EXERCISE DIRECTIONS: Quote the data below in full, minus the images.

SUPPLIED INFORMATION:
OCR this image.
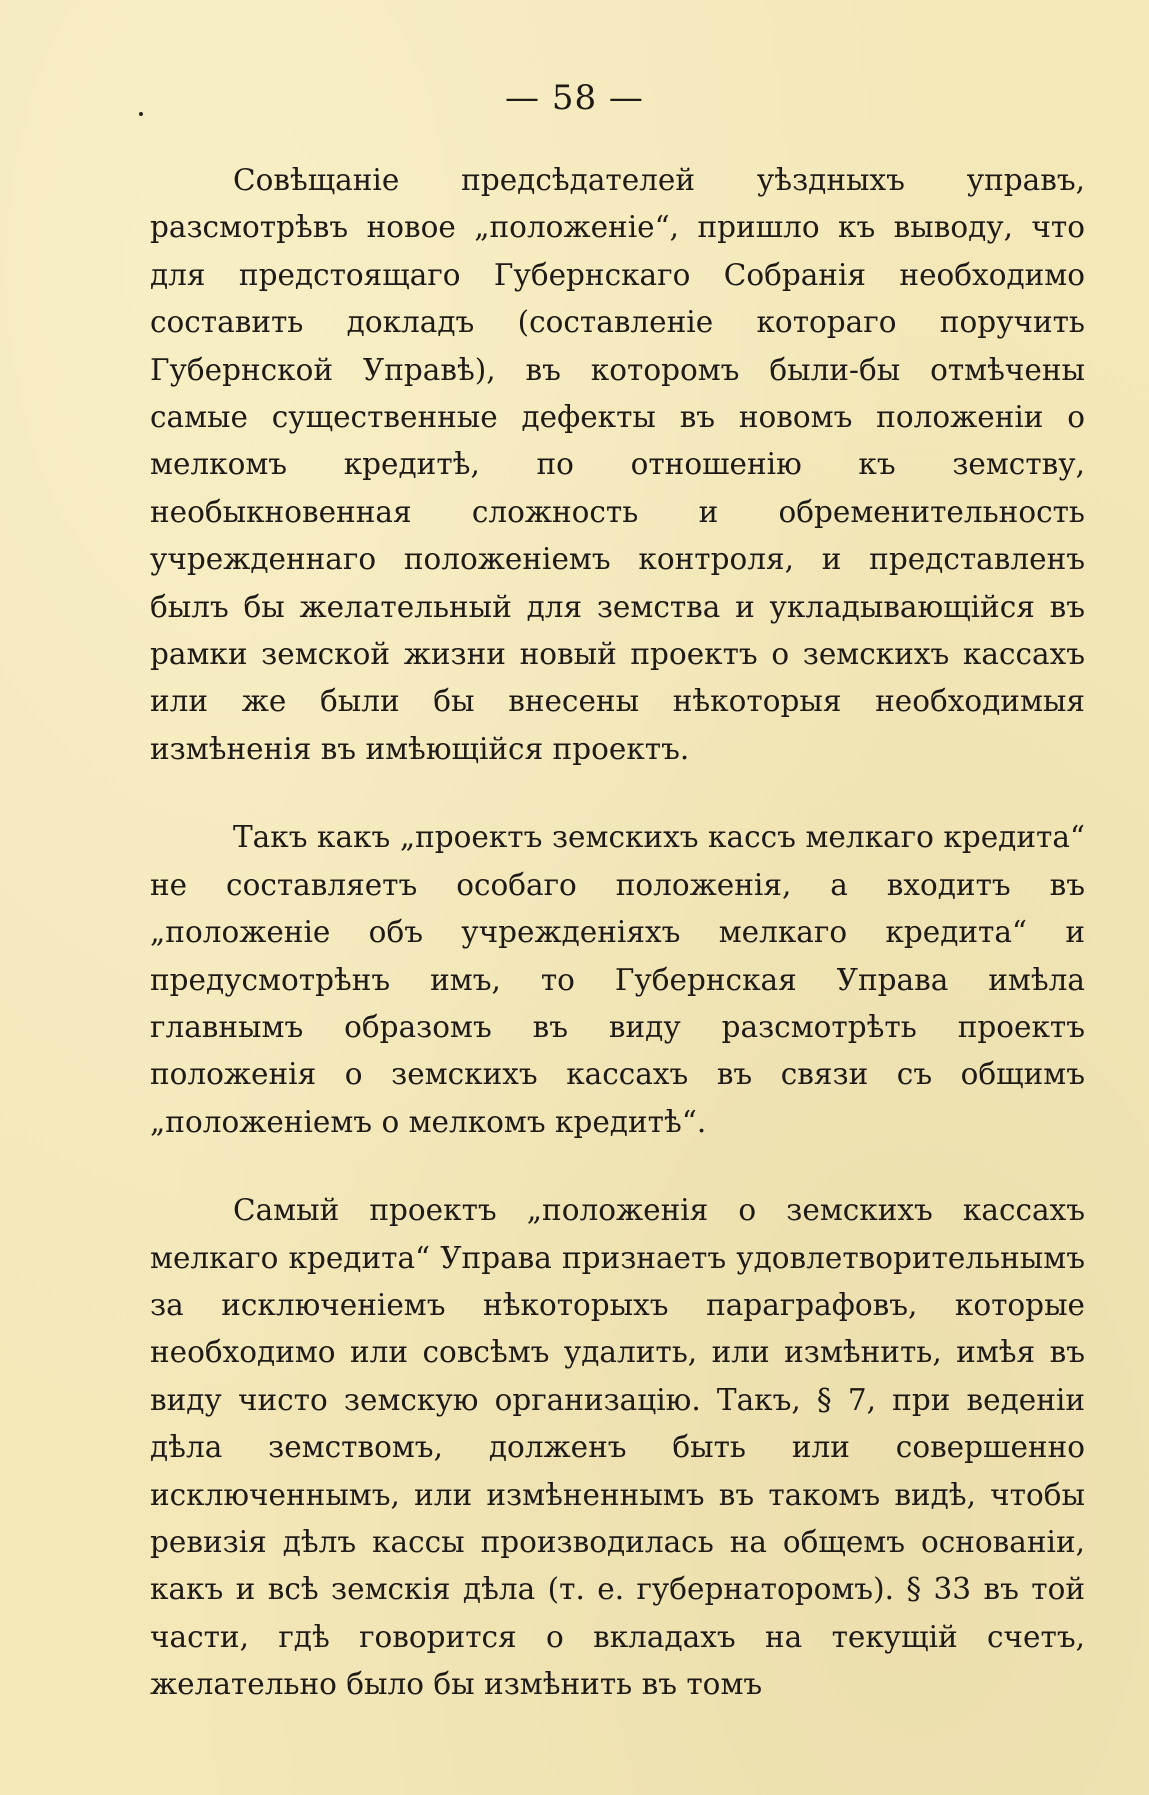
— 58 —

Совѣщаніе предсѣдателей уѣздныхъ управъ, разсмотрѣвъ новое „положеніе“, пришло къ выводу, что для предстоящаго Губернскаго Собранія необходимо составить докладъ (составленіе котораго поручить Губернской Управѣ), въ которомъ были-бы отмѣчены самые существенные дефекты въ новомъ положеніи о мелкомъ кредитѣ, по отношенію къ земству, необыкновенная сложность и обременительность учрежденнаго положеніемъ контроля, и представленъ былъ бы желательный для земства и укладывающійся въ рамки земской жизни новый проектъ о земскихъ кассахъ или же были бы внесены нѣкоторыя необходимыя измѣненія въ имѣющійся проектъ.

Такъ какъ „проектъ земскихъ кассъ мелкаго кредита“ не составляетъ особаго положенія, а входитъ въ „положеніе объ учрежденіяхъ мелкаго кредита“ и предусмотрѣнъ имъ, то Губернская Управа имѣла главнымъ образомъ въ виду разсмотрѣть проектъ положенія о земскихъ кассахъ въ связи съ общимъ „положеніемъ о мелкомъ кредитѣ“.

Самый проектъ „положенія о земскихъ кассахъ мелкаго кредита“ Управа признаетъ удовлетворительнымъ за исключеніемъ нѣкоторыхъ параграфовъ, которые необходимо или совсѣмъ удалить, или измѣнить, имѣя въ виду чисто земскую организацію. Такъ, § 7, при веденіи дѣла земствомъ, долженъ быть или совершенно исключеннымъ, или измѣненнымъ въ такомъ видѣ, чтобы ревизія дѣлъ кассы производилась на общемъ основаніи, какъ и всѣ земскія дѣла (т. е. губернаторомъ). § 33 въ той части, гдѣ говорится о вкладахъ на текущій счетъ, желательно было бы измѣнить въ томъ
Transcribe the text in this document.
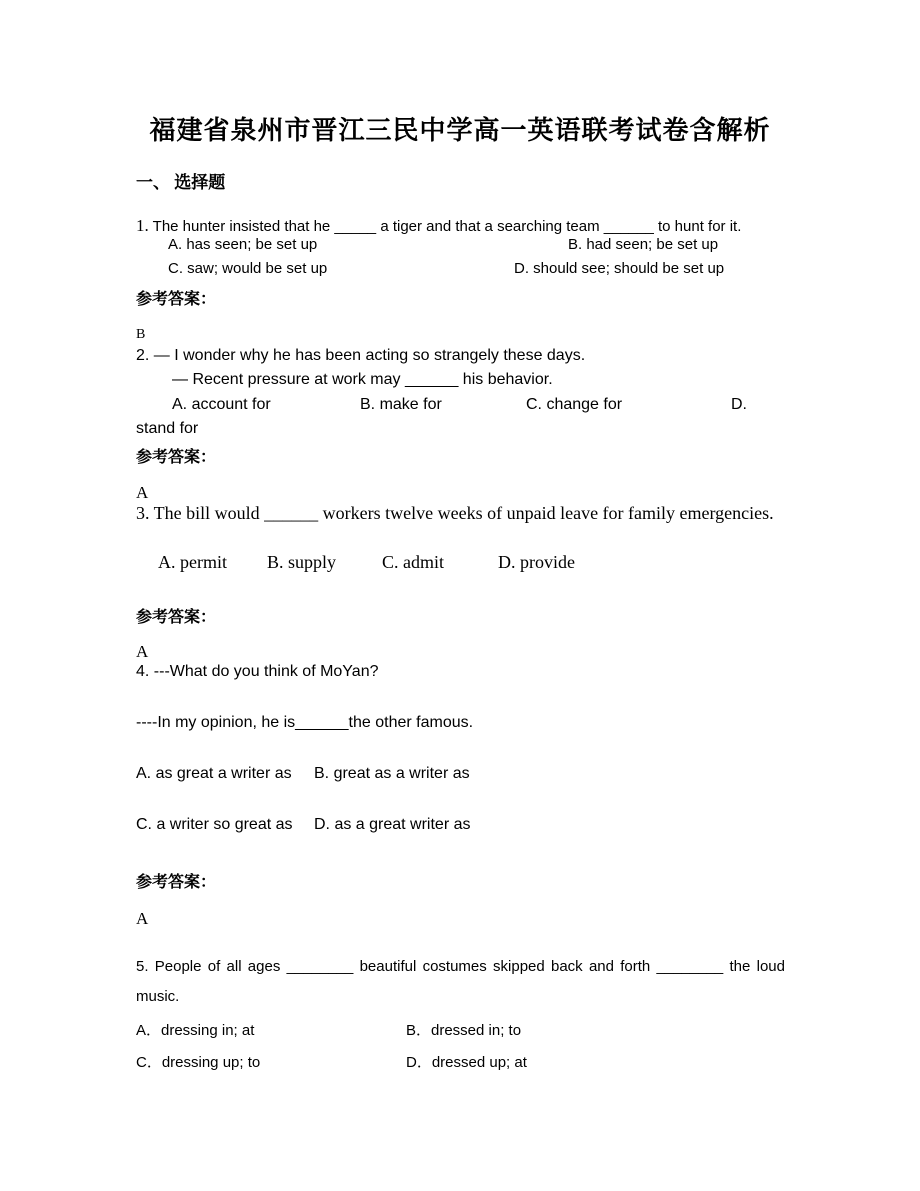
福建省泉州市晋江三民中学高一英语联考试卷含解析
一、 选择题
1. The hunter insisted that he _____ a tiger and that a searching team ______ to hunt for it.
A. has seen; be set up	B. had seen; be set up
C. saw; would be set up	D. should see; should be set up
参考答案：
B
2. — I wonder why he has been acting so strangely these days.
— Recent pressure at work may ______ his behavior.
A. account for	B. make for	C. change for	D.
stand for
参考答案：
A
3. The bill would ______ workers twelve weeks of unpaid leave for family emergencies.
A. permit B. supply	C. admit	D. provide
参考答案：
A
4. ---What do you think of MoYan?
----In my opinion, he is______the other famous.
A. as great a writer as B. great as a writer as
C. a writer so great as D. as a great writer as
参考答案：
A
5. People of all ages ________ beautiful costumes skipped back and forth ________ the loud
music.
A．dressing in; at	B．dressed in; to
C．dressing up; to	D．dressed up; at
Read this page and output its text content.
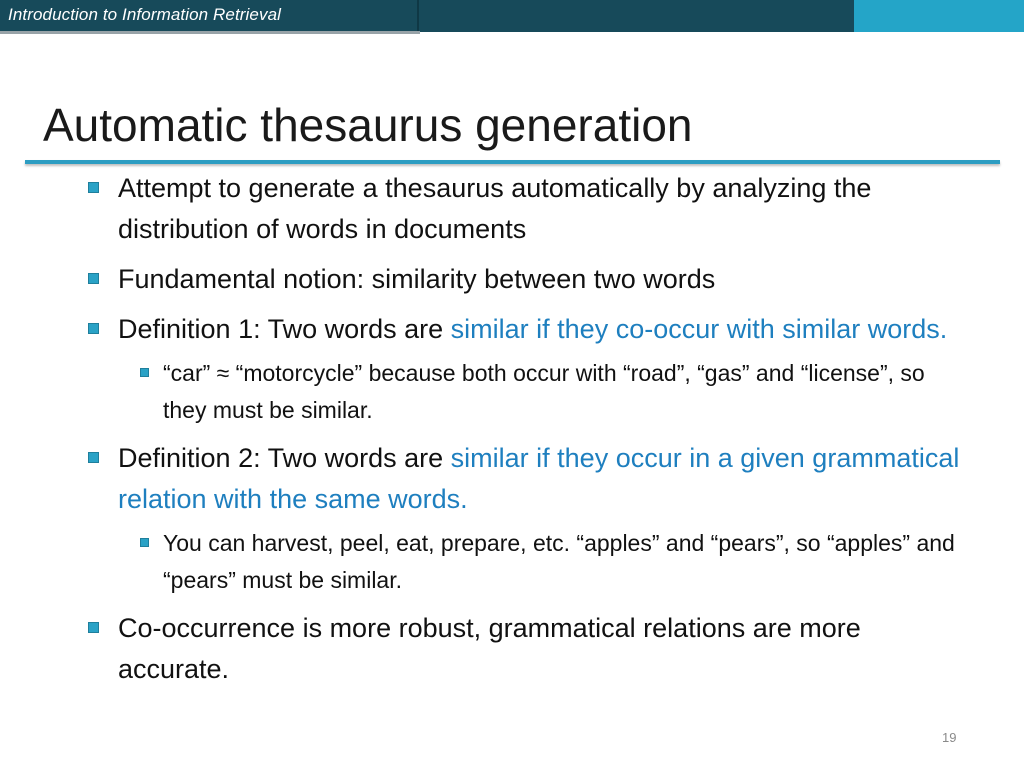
Introduction to Information Retrieval
Automatic thesaurus generation
Attempt to generate a thesaurus automatically by analyzing the distribution of words in documents
Fundamental notion: similarity between two words
Definition 1: Two words are similar if they co-occur with similar words.
“car” ≈ “motorcycle” because both occur with “road”, “gas” and “license”, so they must be similar.
Definition 2: Two words are similar if they occur in a given grammatical relation with the same words.
You can harvest, peel, eat, prepare, etc. “apples” and “pears”, so “apples” and “pears” must be similar.
Co-occurrence is more robust, grammatical relations are more accurate.
19
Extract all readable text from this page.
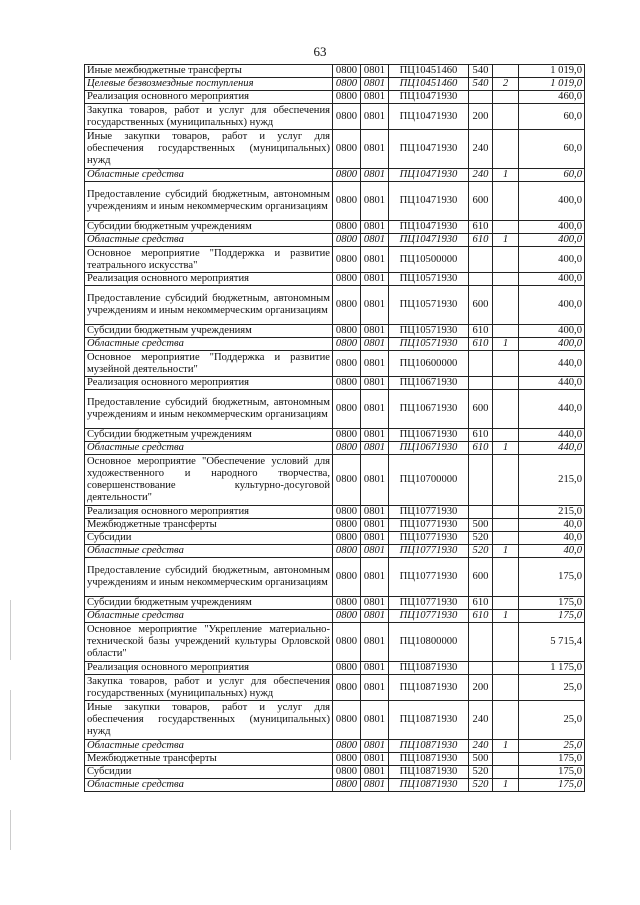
63
Иные межбюджетные трансферты	0800	0801	ПЦ10451460	540		1 019,0
Целевые безвозмездные поступления	0800	0801	ПЦ10451460	540	2	1 019,0
Реализация основного мероприятия	0800	0801	ПЦ10471930			460,0
Закупка товаров, работ и услуг для обеспечения государственных (муниципальных) нужд	0800	0801	ПЦ10471930	200		60,0
Иные закупки товаров, работ и услуг для обеспечения государственных (муниципальных) нужд	0800	0801	ПЦ10471930	240		60,0
Областные средства	0800	0801	ПЦ10471930	240	1	60,0
Предоставление субсидий бюджетным, автономным учреждениям и иным некоммерческим организациям	0800	0801	ПЦ10471930	600		400,0
Субсидии бюджетным учреждениям	0800	0801	ПЦ10471930	610		400,0
Областные средства	0800	0801	ПЦ10471930	610	1	400,0
Основное мероприятие "Поддержка и развитие театрального искусства"	0800	0801	ПЦ10500000			400,0
Реализация основного мероприятия	0800	0801	ПЦ10571930			400,0
Предоставление субсидий бюджетным, автономным учреждениям и иным некоммерческим организациям	0800	0801	ПЦ10571930	600		400,0
Субсидии бюджетным учреждениям	0800	0801	ПЦ10571930	610		400,0
Областные средства	0800	0801	ПЦ10571930	610	1	400,0
Основное мероприятие "Поддержка и развитие музейной деятельности"	0800	0801	ПЦ10600000			440,0
Реализация основного мероприятия	0800	0801	ПЦ10671930			440,0
Предоставление субсидий бюджетным, автономным учреждениям и иным некоммерческим организациям	0800	0801	ПЦ10671930	600		440,0
Субсидии бюджетным учреждениям	0800	0801	ПЦ10671930	610		440,0
Областные средства	0800	0801	ПЦ10671930	610	1	440,0
Основное мероприятие "Обеспечение условий для художественного и народного творчества, совершенствование культурно-досуговой деятельности"	0800	0801	ПЦ10700000			215,0
Реализация основного мероприятия	0800	0801	ПЦ10771930			215,0
Межбюджетные трансферты	0800	0801	ПЦ10771930	500		40,0
Субсидии	0800	0801	ПЦ10771930	520		40,0
Областные средства	0800	0801	ПЦ10771930	520	1	40,0
Предоставление субсидий бюджетным, автономным учреждениям и иным некоммерческим организациям	0800	0801	ПЦ10771930	600		175,0
Субсидии бюджетным учреждениям	0800	0801	ПЦ10771930	610		175,0
Областные средства	0800	0801	ПЦ10771930	610	1	175,0
Основное мероприятие "Укрепление материально-технической базы учреждений культуры Орловской области"	0800	0801	ПЦ10800000			5 715,4
Реализация основного мероприятия	0800	0801	ПЦ10871930			1 175,0
Закупка товаров, работ и услуг для обеспечения государственных (муниципальных) нужд	0800	0801	ПЦ10871930	200		25,0
Иные закупки товаров, работ и услуг для обеспечения государственных (муниципальных) нужд	0800	0801	ПЦ10871930	240		25,0
Областные средства	0800	0801	ПЦ10871930	240	1	25,0
Межбюджетные трансферты	0800	0801	ПЦ10871930	500		175,0
Субсидии	0800	0801	ПЦ10871930	520		175,0
Областные средства	0800	0801	ПЦ10871930	520	1	175,0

CORRECT RESULT:
OCR this image.
— 58 —

Совѣщаніе предсѣдателей уѣздныхъ управъ, разсмотрѣвъ новое „положеніе“, пришло къ выводу, что для предстоящаго Губернскаго Собранія необходимо составить докладъ (составленіе котораго поручить Губернской Управѣ), въ которомъ были-бы отмѣчены самые существенные дефекты въ новомъ положеніи о мелкомъ кредитѣ, по отношенію къ земству, необыкновенная сложность и обременительность учрежденнаго положеніемъ контроля, и представленъ былъ бы желательный для земства и укладывающійся въ рамки земской жизни новый проектъ о земскихъ кассахъ или же были бы внесены нѣкоторыя необходимыя измѣненія въ имѣющійся проектъ.

Такъ какъ „проектъ земскихъ кассъ мелкаго кредита“ не составляетъ особаго положенія, а входитъ въ „положеніе объ учрежденіяхъ мелкаго кредита“ и предусмотрѣнъ имъ, то Губернская Управа имѣла главнымъ образомъ въ виду разсмотрѣть проектъ положенія о земскихъ кассахъ въ связи съ общимъ „положеніемъ о мелкомъ кредитѣ“.

Самый проектъ „положенія о земскихъ кассахъ мелкаго кредита“ Управа признаетъ удовлетворительнымъ за исключеніемъ нѣкоторыхъ параграфовъ, которые необходимо или совсѣмъ удалить, или измѣнить, имѣя въ виду чисто земскую организацію. Такъ, § 7, при веденіи дѣла земствомъ, долженъ быть или совершенно исключеннымъ, или измѣненнымъ въ такомъ видѣ, чтобы ревизія дѣлъ кассы производилась на общемъ основаніи, какъ и всѣ земскія дѣла (т. е. губернаторомъ). § 33 въ той части, гдѣ говорится о вкладахъ на текущій счетъ, желательно было бы измѣнить въ томъ
Transcribe the text in this document.
福建省泉州市晋江三民中学高一英语联考试卷含解析
一、 选择题
1. The hunter insisted that he _____ a tiger and that a searching team ______ to hunt for it.
A. has seen; be set up	B. had seen; be set up
C. saw; would be set up	D. should see; should be set up
参考答案：
B
2. — I wonder why he has been acting so strangely these days.
— Recent pressure at work may ______ his behavior.
A. account for	B. make for	C. change for	D.
stand for
参考答案：
A
3. The bill would ______ workers twelve weeks of unpaid leave for family emergencies.
A. permit B. supply	C. admit	D. provide
参考答案：
A
4. ---What do you think of MoYan?
----In my opinion, he is______the other famous.
A. as great a writer as B. great as a writer as
C. a writer so great as D. as a great writer as
参考答案：
A
5. People of all ages ________ beautiful costumes skipped back and forth ________ the loud
music.
A．dressing in; at	B．dressed in; to
C．dressing up; to	D．dressed up; at
Read this page and output its text content.
Introduction to Information Retrieval
Automatic thesaurus generation
Attempt to generate a thesaurus automatically by analyzing the distribution of words in documents
Fundamental notion: similarity between two words
Definition 1: Two words are similar if they co-occur with similar words.
“car” ≈ “motorcycle” because both occur with “road”, “gas” and “license”, so they must be similar.
Definition 2: Two words are similar if they occur in a given grammatical relation with the same words.
You can harvest, peel, eat, prepare, etc. “apples” and “pears”, so “apples” and “pears” must be similar.
Co-occurrence is more robust, grammatical relations are more accurate.
19
Extract all readable text from this page.
63
Иные межбюджетные трансферты	0800	0801	ПЦ10451460	540		1 019,0
Целевые безвозмездные поступления	0800	0801	ПЦ10451460	540	2	1 019,0
Реализация основного мероприятия	0800	0801	ПЦ10471930			460,0
Закупка товаров, работ и услуг для обеспечения государственных (муниципальных) нужд	0800	0801	ПЦ10471930	200		60,0
Иные закупки товаров, работ и услуг для обеспечения государственных (муниципальных) нужд	0800	0801	ПЦ10471930	240		60,0
Областные средства	0800	0801	ПЦ10471930	240	1	60,0
Предоставление субсидий бюджетным, автономным учреждениям и иным некоммерческим организациям	0800	0801	ПЦ10471930	600		400,0
Субсидии бюджетным учреждениям	0800	0801	ПЦ10471930	610		400,0
Областные средства	0800	0801	ПЦ10471930	610	1	400,0
Основное мероприятие "Поддержка и развитие театрального искусства"	0800	0801	ПЦ10500000			400,0
Реализация основного мероприятия	0800	0801	ПЦ10571930			400,0
Предоставление субсидий бюджетным, автономным учреждениям и иным некоммерческим организациям	0800	0801	ПЦ10571930	600		400,0
Субсидии бюджетным учреждениям	0800	0801	ПЦ10571930	610		400,0
Областные средства	0800	0801	ПЦ10571930	610	1	400,0
Основное мероприятие "Поддержка и развитие музейной деятельности"	0800	0801	ПЦ10600000			440,0
Реализация основного мероприятия	0800	0801	ПЦ10671930			440,0
Предоставление субсидий бюджетным, автономным учреждениям и иным некоммерческим организациям	0800	0801	ПЦ10671930	600		440,0
Субсидии бюджетным учреждениям	0800	0801	ПЦ10671930	610		440,0
Областные средства	0800	0801	ПЦ10671930	610	1	440,0
Основное мероприятие "Обеспечение условий для художественного и народного творчества, совершенствование культурно-досуговой деятельности"	0800	0801	ПЦ10700000			215,0
Реализация основного мероприятия	0800	0801	ПЦ10771930			215,0
Межбюджетные трансферты	0800	0801	ПЦ10771930	500		40,0
Субсидии	0800	0801	ПЦ10771930	520		40,0
Областные средства	0800	0801	ПЦ10771930	520	1	40,0
Предоставление субсидий бюджетным, автономным учреждениям и иным некоммерческим организациям	0800	0801	ПЦ10771930	600		175,0
Субсидии бюджетным учреждениям	0800	0801	ПЦ10771930	610		175,0
Областные средства	0800	0801	ПЦ10771930	610	1	175,0
Основное мероприятие "Укрепление материально-технической базы учреждений культуры Орловской области"	0800	0801	ПЦ10800000			5 715,4
Реализация основного мероприятия	0800	0801	ПЦ10871930			1 175,0
Закупка товаров, работ и услуг для обеспечения государственных (муниципальных) нужд	0800	0801	ПЦ10871930	200		25,0
Иные закупки товаров, работ и услуг для обеспечения государственных (муниципальных) нужд	0800	0801	ПЦ10871930	240		25,0
Областные средства	0800	0801	ПЦ10871930	240	1	25,0
Межбюджетные трансферты	0800	0801	ПЦ10871930	500		175,0
Субсидии	0800	0801	ПЦ10871930	520		175,0
Областные средства	0800	0801	ПЦ10871930	520	1	175,0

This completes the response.